*Document page entries with text*:

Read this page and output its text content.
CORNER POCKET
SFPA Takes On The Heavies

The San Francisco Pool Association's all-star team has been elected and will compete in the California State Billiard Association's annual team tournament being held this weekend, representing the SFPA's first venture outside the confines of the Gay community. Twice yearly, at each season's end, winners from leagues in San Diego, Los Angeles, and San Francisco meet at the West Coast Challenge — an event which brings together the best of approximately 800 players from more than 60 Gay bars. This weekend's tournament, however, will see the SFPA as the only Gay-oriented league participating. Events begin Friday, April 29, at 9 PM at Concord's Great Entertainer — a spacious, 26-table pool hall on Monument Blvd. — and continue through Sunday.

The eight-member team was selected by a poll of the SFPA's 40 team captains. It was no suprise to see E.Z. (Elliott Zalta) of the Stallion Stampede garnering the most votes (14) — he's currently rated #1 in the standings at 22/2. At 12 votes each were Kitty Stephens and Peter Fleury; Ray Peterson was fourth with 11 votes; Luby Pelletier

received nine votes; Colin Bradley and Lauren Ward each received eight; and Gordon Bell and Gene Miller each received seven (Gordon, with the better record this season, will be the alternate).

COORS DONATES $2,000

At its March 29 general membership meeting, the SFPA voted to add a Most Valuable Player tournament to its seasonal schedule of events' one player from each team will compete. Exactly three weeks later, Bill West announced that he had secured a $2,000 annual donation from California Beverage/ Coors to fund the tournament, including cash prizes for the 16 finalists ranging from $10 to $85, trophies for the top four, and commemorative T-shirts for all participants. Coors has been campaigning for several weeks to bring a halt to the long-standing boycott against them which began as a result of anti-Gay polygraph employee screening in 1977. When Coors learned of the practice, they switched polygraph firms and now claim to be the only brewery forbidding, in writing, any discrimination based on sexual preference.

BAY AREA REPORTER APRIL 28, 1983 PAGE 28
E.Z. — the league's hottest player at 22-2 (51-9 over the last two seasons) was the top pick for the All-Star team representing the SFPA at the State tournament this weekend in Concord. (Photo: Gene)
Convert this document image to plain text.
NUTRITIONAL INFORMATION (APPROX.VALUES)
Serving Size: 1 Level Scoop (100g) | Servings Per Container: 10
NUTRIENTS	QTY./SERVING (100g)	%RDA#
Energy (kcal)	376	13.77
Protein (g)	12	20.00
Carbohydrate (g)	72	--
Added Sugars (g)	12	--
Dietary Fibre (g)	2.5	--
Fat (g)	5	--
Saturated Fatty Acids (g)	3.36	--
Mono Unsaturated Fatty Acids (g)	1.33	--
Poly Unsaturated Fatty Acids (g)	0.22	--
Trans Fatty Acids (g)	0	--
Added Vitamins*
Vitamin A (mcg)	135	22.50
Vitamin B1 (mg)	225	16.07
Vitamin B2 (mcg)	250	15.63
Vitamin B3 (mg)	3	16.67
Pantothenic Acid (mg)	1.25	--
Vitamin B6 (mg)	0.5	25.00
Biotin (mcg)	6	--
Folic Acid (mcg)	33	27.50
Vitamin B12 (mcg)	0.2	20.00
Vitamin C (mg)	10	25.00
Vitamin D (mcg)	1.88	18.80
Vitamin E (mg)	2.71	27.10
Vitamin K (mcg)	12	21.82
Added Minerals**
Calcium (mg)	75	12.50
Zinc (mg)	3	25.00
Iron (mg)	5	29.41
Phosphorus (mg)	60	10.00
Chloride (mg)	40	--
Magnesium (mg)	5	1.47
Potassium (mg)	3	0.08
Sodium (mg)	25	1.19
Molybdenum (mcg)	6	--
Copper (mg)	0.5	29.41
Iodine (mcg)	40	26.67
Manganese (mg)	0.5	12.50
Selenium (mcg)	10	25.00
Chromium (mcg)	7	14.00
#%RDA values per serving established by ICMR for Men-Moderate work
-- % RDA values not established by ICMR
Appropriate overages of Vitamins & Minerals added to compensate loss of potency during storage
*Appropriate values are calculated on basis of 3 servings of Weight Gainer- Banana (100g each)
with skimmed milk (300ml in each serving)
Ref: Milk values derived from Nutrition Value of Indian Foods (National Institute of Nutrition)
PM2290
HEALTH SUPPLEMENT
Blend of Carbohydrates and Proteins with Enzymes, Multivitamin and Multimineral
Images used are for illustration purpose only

*ASSIGNED TASK*:
Within the records above, work out on how many lines the string "Acids" appears, and give only that number.

*YOUR RESPONSE*:
4